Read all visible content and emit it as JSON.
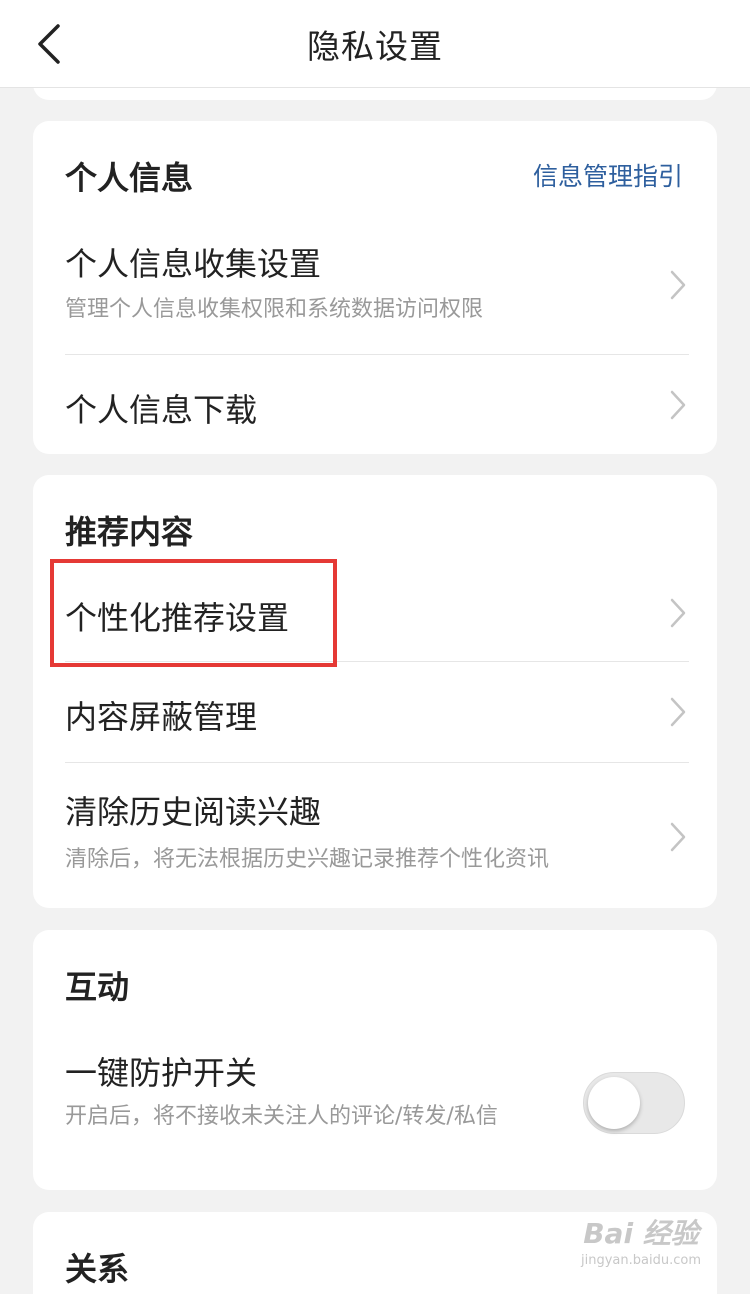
{
  "header": {
    "title": "隐私设置"
  },
  "personal_info": {
    "section_title": "个人信息",
    "guide_link": "信息管理指引",
    "items": [
      {
        "title": "个人信息收集设置",
        "desc": "管理个人信息收集权限和系统数据访问权限"
      },
      {
        "title": "个人信息下载"
      }
    ]
  },
  "recommend": {
    "section_title": "推荐内容",
    "items": [
      {
        "title": "个性化推荐设置"
      },
      {
        "title": "内容屏蔽管理"
      },
      {
        "title": "清除历史阅读兴趣",
        "desc": "清除后，将无法根据历史兴趣记录推荐个性化资讯"
      }
    ]
  },
  "interaction": {
    "section_title": "互动",
    "protect": {
      "title": "一键防护开关",
      "desc": "开启后，将不接收未关注人的评论/转发/私信",
      "enabled": false
    }
  },
  "relation": {
    "section_title": "关系"
  },
  "watermark": {
    "main": "Bai 经验",
    "sub": "jingyan.baidu.com"
  },
  "colors": {
    "link": "#2e5f9e",
    "highlight": "#e53935",
    "background": "#f2f2f2"
  }
}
────────
• Exercise: Identify the lines that contain the string "desc", and copy every one of them.

• Result of this task:
        "desc": "管理个人信息收集权限和系统数据访问权限"
        "desc": "清除后，将无法根据历史兴趣记录推荐个性化资讯"
      "desc": "开启后，将不接收未关注人的评论/转发/私信",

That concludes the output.